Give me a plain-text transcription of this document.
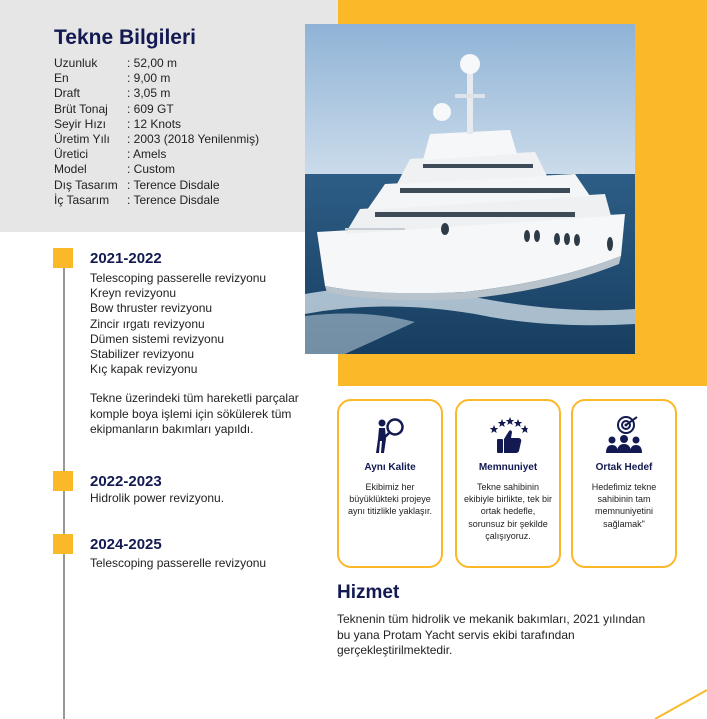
Tekne Bilgileri
Uzunluk	: 52,00 m
En	: 9,00 m
Draft	: 3,05 m
Brüt Tonaj	: 609 GT
Seyir Hızı	: 12 Knots
Üretim Yılı	: 2003 (2018 Yenilenmiş)
Üretici	: Amels
Model	: Custom
Dış Tasarım : Terence Disdale
İç Tasarım	: Terence Disdale
2021-2022
Telescoping passerelle revizyonu
Kreyn revizyonu
Bow thruster revizyonu
Zincir ırgatı revizyonu
Dümen sistemi revizyonu
Stabilizer revizyonu
Kıç kapak revizyonu
Tekne üzerindeki tüm hareketli parçalar komple boya işlemi için sökülerek tüm ekipmanların bakımları yapıldı.
2022-2023
Hidrolik power revizyonu.
2024-2025
Telescoping passerelle revizyonu
Aynı Kalite
Ekibimiz her büyüklükteki projeye aynı titizlikle yaklaşır.
Memnuniyet
Tekne sahibinin ekibiyle birlikte, tek bir ortak hedefle, sorunsuz bir şekilde çalışıyoruz.
Ortak Hedef
Hedefimiz tekne sahibinin tam memnuniyetini sağlamak"
Hizmet
Teknenin tüm hidrolik ve mekanik bakımları, 2021 yılından bu yana Protam Yacht servis ekibi tarafından gerçekleştirilmektedir.
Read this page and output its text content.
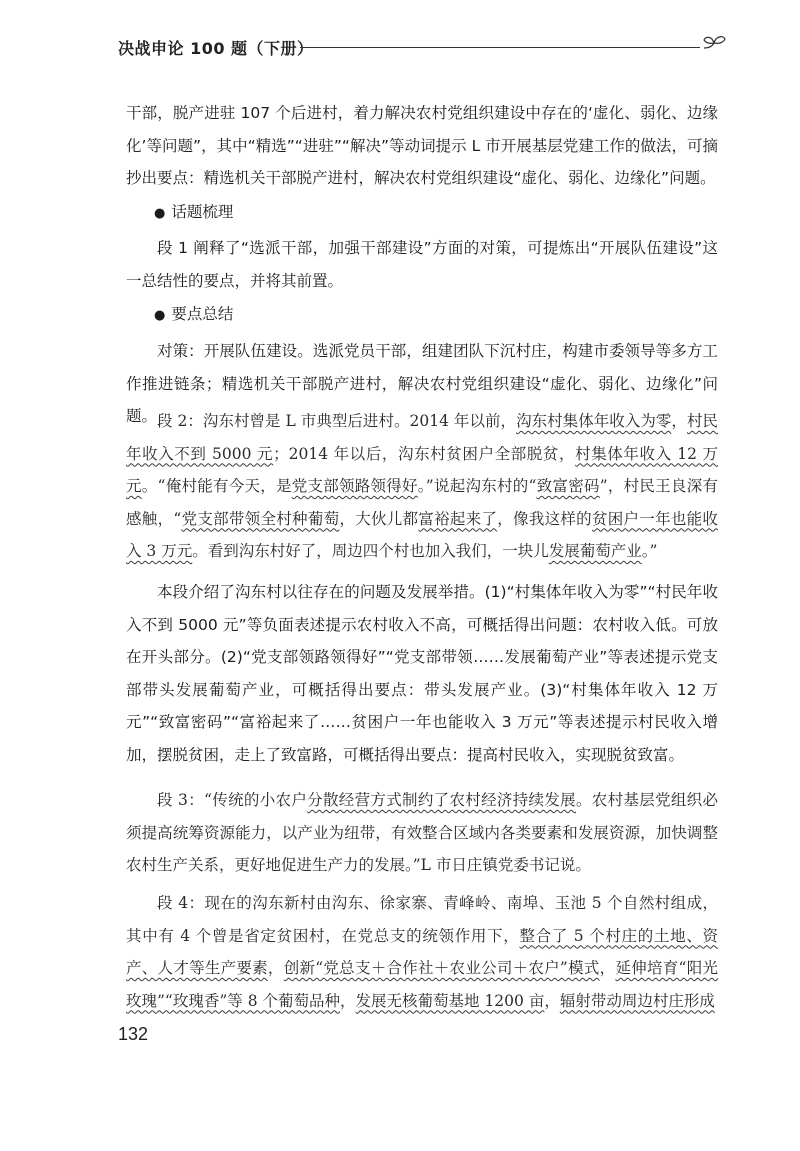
决战申论 100 题（下册）
干部，脱产进驻 107 个后进村，着力解决农村党组织建设中存在的‘虚化、弱化、边缘化’等问题”，其中“精选”“进驻”“解决”等动词提示 L 市开展基层党建工作的做法，可摘抄出要点：精选机关干部脱产进村，解决农村党组织建设“虚化、弱化、边缘化”问题。
● 话题梳理
段 1 阐释了“选派干部，加强干部建设”方面的对策，可提炼出“开展队伍建设”这一总结性的要点，并将其前置。
● 要点总结
对策：开展队伍建设。选派党员干部，组建团队下沉村庄，构建市委领导等多方工作推进链条；精选机关干部脱产进村，解决农村党组织建设“虚化、弱化、边缘化”问题。 段 2：沟东村曾是 L 市典型后进村。2014 年以前，沟东村集体年收入为零，村民年收入不到 5000 元；2014 年以后，沟东村贫困户全部脱贫，村集体年收入 12 万元。“俺村能有今天，是党支部领路领得好。”说起沟东村的“致富密码”，村民王良深有感触，“党支部带领全村种葡萄，大伙儿都富裕起来了，像我这样的贫困户一年也能收入 3 万元。看到沟东村好了，周边四个村也加入我们，一块儿发展葡萄产业。”
本段介绍了沟东村以往存在的问题及发展举措。(1)“村集体年收入为零”“村民年收入不到 5000 元”等负面表述提示农村收入不高，可概括得出问题：农村收入低。可放在开头部分。(2)“党支部领路领得好”“党支部带领……发展葡萄产业”等表述提示党支部带头发展葡萄产业，可概括得出要点：带头发展产业。(3)“村集体年收入 12 万元”“致富密码”“富裕起来了……贫困户一年也能收入 3 万元”等表述提示村民收入增加，摆脱贫困，走上了致富路，可概括得出要点：提高村民收入，实现脱贫致富。
段 3：“传统的小农户分散经营方式制约了农村经济持续发展。农村基层党组织必须提高统筹资源能力，以产业为纽带，有效整合区域内各类要素和发展资源，加快调整农村生产关系，更好地促进生产力的发展。”L 市日庄镇党委书记说。
段 4：现在的沟东新村由沟东、徐家寨、青峰岭、南埠、玉池 5 个自然村组成，其中有 4 个曾是省定贫困村，在党总支的统领作用下，整合了 5 个村庄的土地、资产、人才等生产要素，创新“党总支＋合作社＋农业公司＋农户”模式，延伸培育“阳光玫瑰”“玫瑰香”等 8 个葡萄品种，发展无核葡萄基地 1200 亩，辐射带动周边村庄形成
132
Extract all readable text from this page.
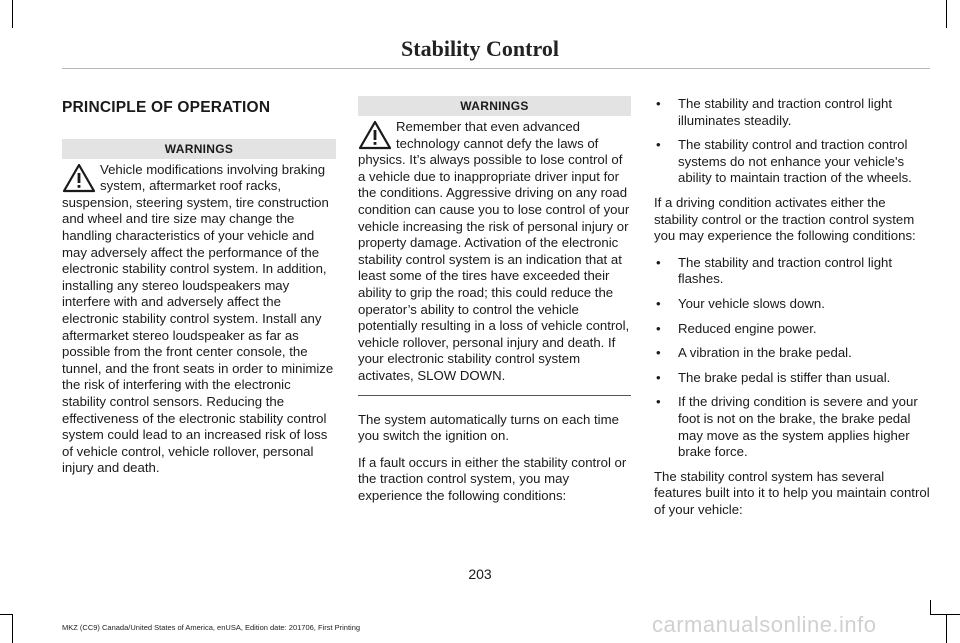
Stability Control
PRINCIPLE OF OPERATION
WARNINGS
Vehicle modifications involving braking system, aftermarket roof racks, suspension, steering system, tire construction and wheel and tire size may change the handling characteristics of your vehicle and may adversely affect the performance of the electronic stability control system. In addition, installing any stereo loudspeakers may interfere with and adversely affect the electronic stability control system. Install any aftermarket stereo loudspeaker as far as possible from the front center console, the tunnel, and the front seats in order to minimize the risk of interfering with the electronic stability control sensors. Reducing the effectiveness of the electronic stability control system could lead to an increased risk of loss of vehicle control, vehicle rollover, personal injury and death.
WARNINGS
Remember that even advanced technology cannot defy the laws of physics. It’s always possible to lose control of a vehicle due to inappropriate driver input for the conditions. Aggressive driving on any road condition can cause you to lose control of your vehicle increasing the risk of personal injury or property damage. Activation of the electronic stability control system is an indication that at least some of the tires have exceeded their ability to grip the road; this could reduce the operator’s ability to control the vehicle potentially resulting in a loss of vehicle control, vehicle rollover, personal injury and death. If your electronic stability control system activates, SLOW DOWN.

The system automatically turns on each time you switch the ignition on.

If a fault occurs in either the stability control or the traction control system, you may experience the following conditions:

• The stability and traction control light illuminates steadily.
• The stability control and traction control systems do not enhance your vehicle's ability to maintain traction of the wheels.

If a driving condition activates either the stability control or the traction control system you may experience the following conditions:

• The stability and traction control light flashes.
• Your vehicle slows down.
• Reduced engine power.
• A vibration in the brake pedal.
• The brake pedal is stiffer than usual.
• If the driving condition is severe and your foot is not on the brake, the brake pedal may move as the system applies higher brake force.

The stability control system has several features built into it to help you maintain control of your vehicle:

203
MKZ (CC9) Canada/United States of America, enUSA, Edition date: 201706, First Printing	carmanualsonline.info
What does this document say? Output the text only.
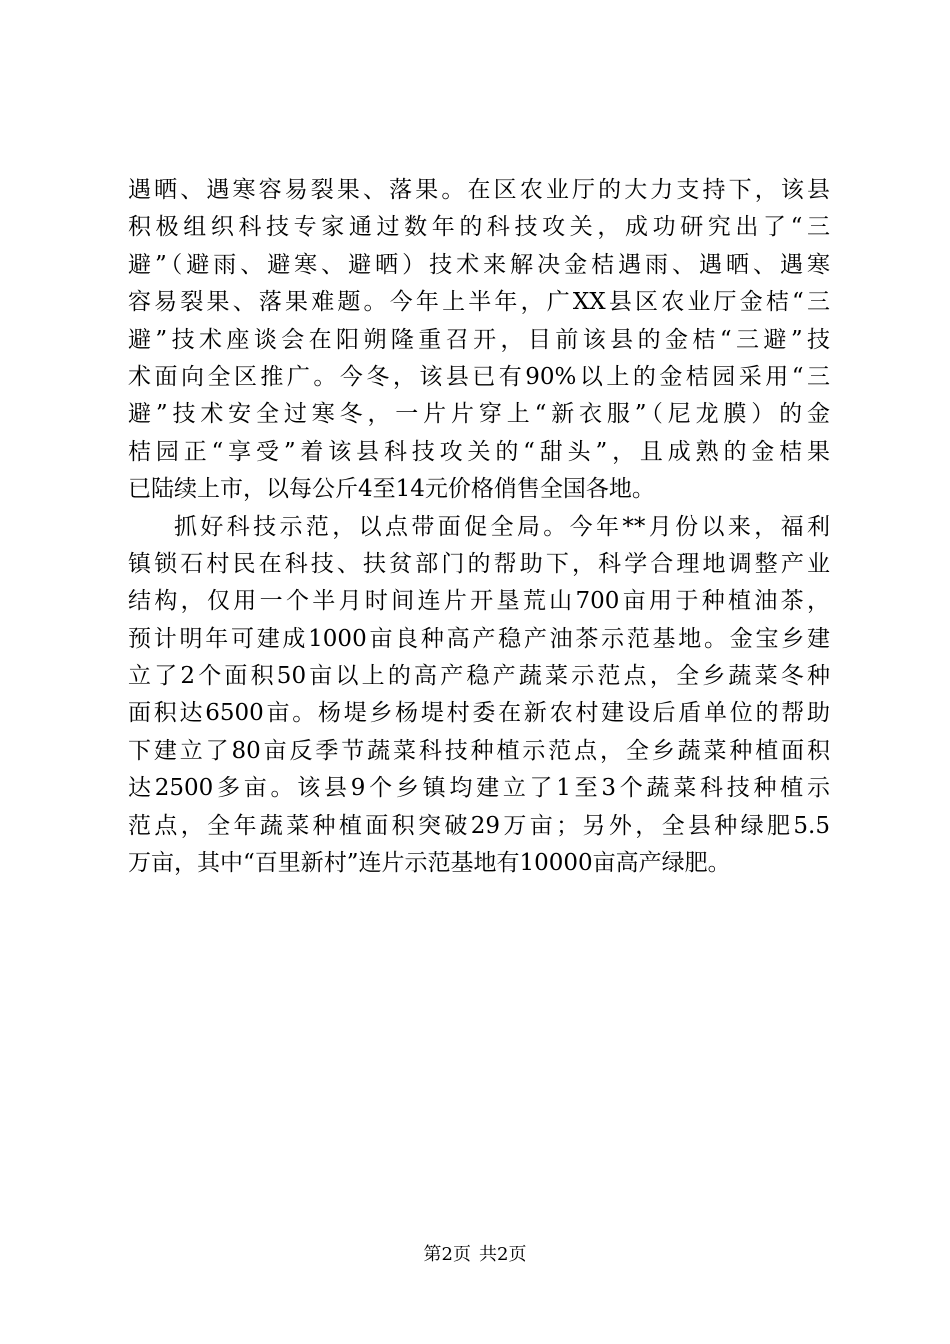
遇晒、遇寒容易裂果、落果。在区农业厅的大力支持下，该县
积极组织科技专家通过数年的科技攻关，成功研究出了“三
避”（避雨、避寒、避晒）技术来解决金桔遇雨、遇晒、遇寒
容易裂果、落果难题。今年上半年，广XX县区农业厅金桔“三
避”技术座谈会在阳朔隆重召开，目前该县的金桔“三避”技
术面向全区推广。今冬，该县已有90%以上的金桔园采用“三
避”技术安全过寒冬，一片片穿上“新衣服”（尼龙膜）的金
桔园正“享受”着该县科技攻关的“甜头”，且成熟的金桔果
已陆续上市，以每公斤4至14元价格俏售全国各地。
抓好科技示范，以点带面促全局。今年**月份以来，福利
镇锁石村民在科技、扶贫部门的帮助下，科学合理地调整产业
结构，仅用一个半月时间连片开垦荒山700亩用于种植油茶，
预计明年可建成1000亩良种高产稳产油茶示范基地。金宝乡建
立了2个面积50亩以上的高产稳产蔬菜示范点，全乡蔬菜冬种
面积达6500亩。杨堤乡杨堤村委在新农村建设后盾单位的帮助
下建立了80亩反季节蔬菜科技种植示范点，全乡蔬菜种植面积
达2500多亩。该县9个乡镇均建立了1至3个蔬菜科技种植示
范点，全年蔬菜种植面积突破29万亩；另外，全县种绿肥5.5
万亩，其中“百里新村”连片示范基地有10000亩高产绿肥。
第2页 共2页
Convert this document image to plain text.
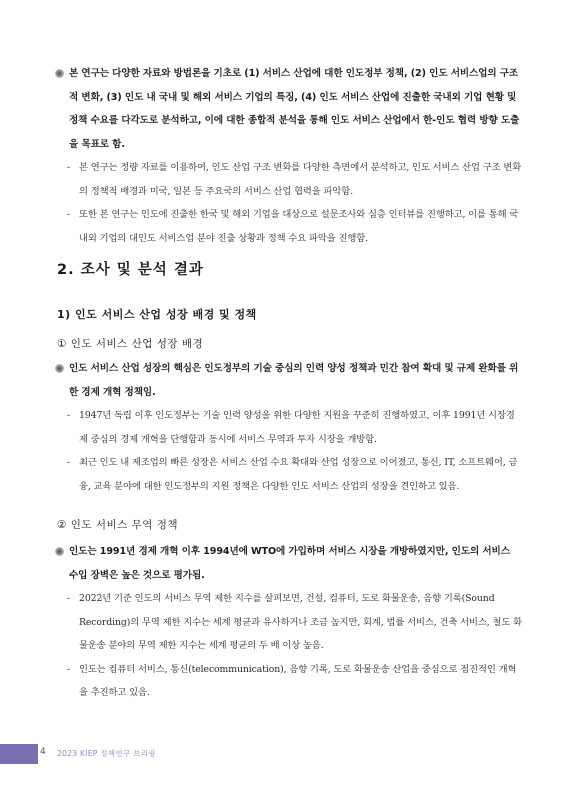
본 연구는 다양한 자료와 방법론을 기초로 (1) 서비스 산업에 대한 인도정부 정책, (2) 인도 서비스업의 구조적 변화, (3) 인도 내 국내 및 해외 서비스 기업의 특징, (4) 인도 서비스 산업에 진출한 국내외 기업 현황 및 정책 수요를 다각도로 분석하고, 이에 대한 종합적 분석을 통해 인도 서비스 산업에서 한-인도 협력 방향 도출을 목표로 함.
- 본 연구는 정량 자료를 이용하여, 인도 산업 구조 변화를 다양한 측면에서 분석하고, 인도 서비스 산업 구조 변화의 정책적 배경과 미국, 일본 등 주요국의 서비스 산업 협력을 파악함.
- 또한 본 연구는 인도에 진출한 한국 및 해외 기업을 대상으로 설문조사와 심층 인터뷰를 진행하고, 이를 통해 국내외 기업의 대인도 서비스업 분야 진출 상황과 정책 수요 파악을 진행함.
2. 조사 및 분석 결과
1) 인도 서비스 산업 성장 배경 및 정책
① 인도 서비스 산업 성장 배경
인도 서비스 산업 성장의 핵심은 인도정부의 기술 중심의 인력 양성 정책과 민간 참여 확대 및 규제 완화를 위한 경제 개혁 정책임.
- 1947년 독립 이후 인도정부는 기술 인력 양성을 위한 다양한 지원을 꾸준히 진행하였고, 이후 1991년 시장경제 중심의 경제 개혁을 단행함과 동시에 서비스 무역과 투자 시장을 개방함.
- 최근 인도 내 제조업의 빠른 성장은 서비스 산업 수요 확대와 산업 성장으로 이어졌고, 통신, IT, 소프트웨어, 금융, 교육 분야에 대한 인도정부의 지원 정책은 다양한 인도 서비스 산업의 성장을 견인하고 있음.
② 인도 서비스 무역 정책
인도는 1991년 경제 개혁 이후 1994년에 WTO에 가입하며 서비스 시장을 개방하였지만, 인도의 서비스 수입 장벽은 높은 것으로 평가됨.
- 2022년 기준 인도의 서비스 무역 제한 지수를 살펴보면, 건설, 컴퓨터, 도로 화물운송, 음향 기록(Sound Recording)의 무역 제한 지수는 세계 평균과 유사하거나 조금 높지만, 회계, 법률 서비스, 건축 서비스, 철도 화물운송 분야의 무역 제한 지수는 세계 평균의 두 배 이상 높음.
- 인도는 컴퓨터 서비스, 통신(telecommunication), 음향 기록, 도로 화물운송 산업을 중심으로 점진적인 개혁을 추진하고 있음.
4 2023 KIEP 정책연구 브리핑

■ ■ ■ ■ ■ ■ ■

Your instructions:
Gather each line in the data that holds the string "light".

Expected output:
• The stability and traction control light illuminates steadily.
• The stability and traction control light flashes.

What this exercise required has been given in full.